Arbeitsanweisung >> Schreib alle Daten noch einmal ab und tausch dabei überall "Percentage of children" gegen "Share of children" aus, ohne sonst etwas zu ändern. Lass die Bilder weg.

Einträge >>

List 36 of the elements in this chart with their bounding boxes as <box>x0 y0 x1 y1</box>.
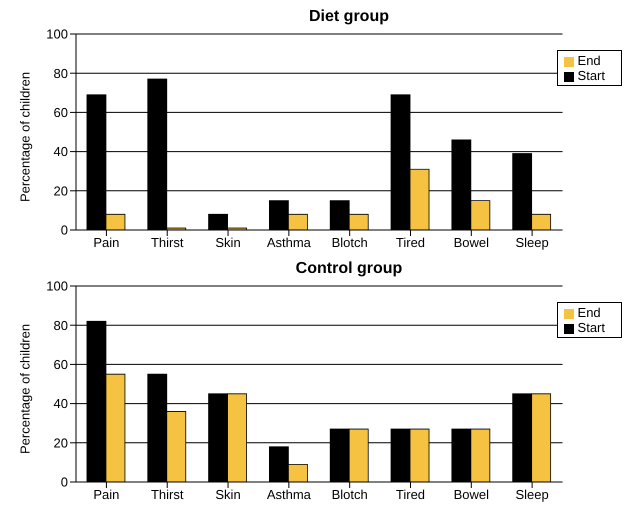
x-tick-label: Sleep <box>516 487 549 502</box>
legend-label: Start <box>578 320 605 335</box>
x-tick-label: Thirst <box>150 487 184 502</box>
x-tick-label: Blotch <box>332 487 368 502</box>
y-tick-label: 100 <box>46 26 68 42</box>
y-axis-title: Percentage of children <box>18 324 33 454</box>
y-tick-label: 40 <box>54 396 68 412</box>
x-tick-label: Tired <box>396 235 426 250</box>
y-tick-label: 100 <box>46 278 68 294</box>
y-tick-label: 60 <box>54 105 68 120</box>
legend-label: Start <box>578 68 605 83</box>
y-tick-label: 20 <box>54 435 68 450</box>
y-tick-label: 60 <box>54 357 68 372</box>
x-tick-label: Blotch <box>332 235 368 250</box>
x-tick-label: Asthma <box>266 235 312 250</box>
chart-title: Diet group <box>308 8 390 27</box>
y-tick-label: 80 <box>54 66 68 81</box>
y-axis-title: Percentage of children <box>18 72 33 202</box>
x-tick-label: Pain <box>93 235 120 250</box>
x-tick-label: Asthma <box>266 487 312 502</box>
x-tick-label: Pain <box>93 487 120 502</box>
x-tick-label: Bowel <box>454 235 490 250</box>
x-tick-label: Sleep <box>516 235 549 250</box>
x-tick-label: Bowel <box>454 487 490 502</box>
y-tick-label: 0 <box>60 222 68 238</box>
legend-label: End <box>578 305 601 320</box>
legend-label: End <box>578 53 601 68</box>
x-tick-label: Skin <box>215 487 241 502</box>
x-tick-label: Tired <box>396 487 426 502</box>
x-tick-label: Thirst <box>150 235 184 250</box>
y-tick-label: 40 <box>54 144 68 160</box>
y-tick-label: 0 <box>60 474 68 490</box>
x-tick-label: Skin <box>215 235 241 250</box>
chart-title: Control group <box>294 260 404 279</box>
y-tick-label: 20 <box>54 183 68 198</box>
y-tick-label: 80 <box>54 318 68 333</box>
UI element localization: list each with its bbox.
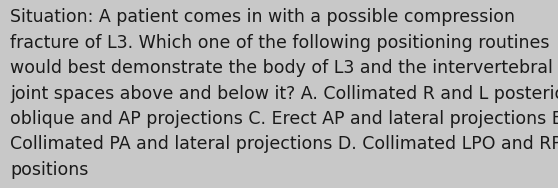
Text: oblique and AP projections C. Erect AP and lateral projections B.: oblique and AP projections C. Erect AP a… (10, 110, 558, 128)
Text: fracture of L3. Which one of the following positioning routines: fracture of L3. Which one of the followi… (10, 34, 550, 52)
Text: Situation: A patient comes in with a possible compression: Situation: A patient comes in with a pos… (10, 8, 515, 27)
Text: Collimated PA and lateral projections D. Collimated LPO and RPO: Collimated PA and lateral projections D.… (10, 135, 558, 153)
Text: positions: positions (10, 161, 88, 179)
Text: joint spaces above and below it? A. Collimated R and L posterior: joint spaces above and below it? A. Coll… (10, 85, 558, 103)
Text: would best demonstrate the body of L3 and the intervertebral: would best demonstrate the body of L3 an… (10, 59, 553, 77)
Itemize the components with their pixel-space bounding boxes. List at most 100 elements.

Ergebnis der Übung >>
List 36 of the elements in this chart with their bounding boxes as <box>x0 y0 x1 y1</box>.
x-tick-label: Sleep <box>516 487 549 502</box>
legend-label: Start <box>578 320 605 335</box>
x-tick-label: Thirst <box>150 487 184 502</box>
x-tick-label: Blotch <box>332 487 368 502</box>
y-tick-label: 100 <box>46 26 68 42</box>
y-axis-title: Share of children <box>18 324 33 454</box>
y-tick-label: 40 <box>54 396 68 412</box>
x-tick-label: Tired <box>396 235 426 250</box>
y-tick-label: 100 <box>46 278 68 294</box>
y-tick-label: 60 <box>54 105 68 120</box>
legend-label: Start <box>578 68 605 83</box>
y-tick-label: 20 <box>54 435 68 450</box>
y-tick-label: 60 <box>54 357 68 372</box>
x-tick-label: Blotch <box>332 235 368 250</box>
x-tick-label: Asthma <box>266 235 312 250</box>
chart-title: Diet group <box>308 8 390 27</box>
y-tick-label: 80 <box>54 66 68 81</box>
y-axis-title: Share of children <box>18 72 33 202</box>
x-tick-label: Pain <box>93 235 120 250</box>
x-tick-label: Asthma <box>266 487 312 502</box>
x-tick-label: Pain <box>93 487 120 502</box>
x-tick-label: Bowel <box>454 235 490 250</box>
x-tick-label: Sleep <box>516 235 549 250</box>
x-tick-label: Bowel <box>454 487 490 502</box>
y-tick-label: 0 <box>60 222 68 238</box>
legend-label: End <box>578 305 601 320</box>
legend-label: End <box>578 53 601 68</box>
x-tick-label: Skin <box>215 487 241 502</box>
x-tick-label: Tired <box>396 487 426 502</box>
x-tick-label: Thirst <box>150 235 184 250</box>
y-tick-label: 40 <box>54 144 68 160</box>
y-tick-label: 0 <box>60 474 68 490</box>
x-tick-label: Skin <box>215 235 241 250</box>
chart-title: Control group <box>294 260 404 279</box>
y-tick-label: 20 <box>54 183 68 198</box>
y-tick-label: 80 <box>54 318 68 333</box>
UI element localization: list each with its bbox.
Text: oblique and AP projections C. Erect AP and lateral projections B.: oblique and AP projections C. Erect AP a… (10, 110, 558, 128)
Text: fracture of L3. Which one of the following positioning routines: fracture of L3. Which one of the followi… (10, 34, 550, 52)
Text: Situation: A patient comes in with a possible compression: Situation: A patient comes in with a pos… (10, 8, 515, 27)
Text: Collimated PA and lateral projections D. Collimated LPO and RPO: Collimated PA and lateral projections D.… (10, 135, 558, 153)
Text: positions: positions (10, 161, 88, 179)
Text: joint spaces above and below it? A. Collimated R and L posterior: joint spaces above and below it? A. Coll… (10, 85, 558, 103)
Text: would best demonstrate the body of L3 and the intervertebral: would best demonstrate the body of L3 an… (10, 59, 553, 77)
Itemize the components with their pixel-space bounding boxes. List at most 100 elements.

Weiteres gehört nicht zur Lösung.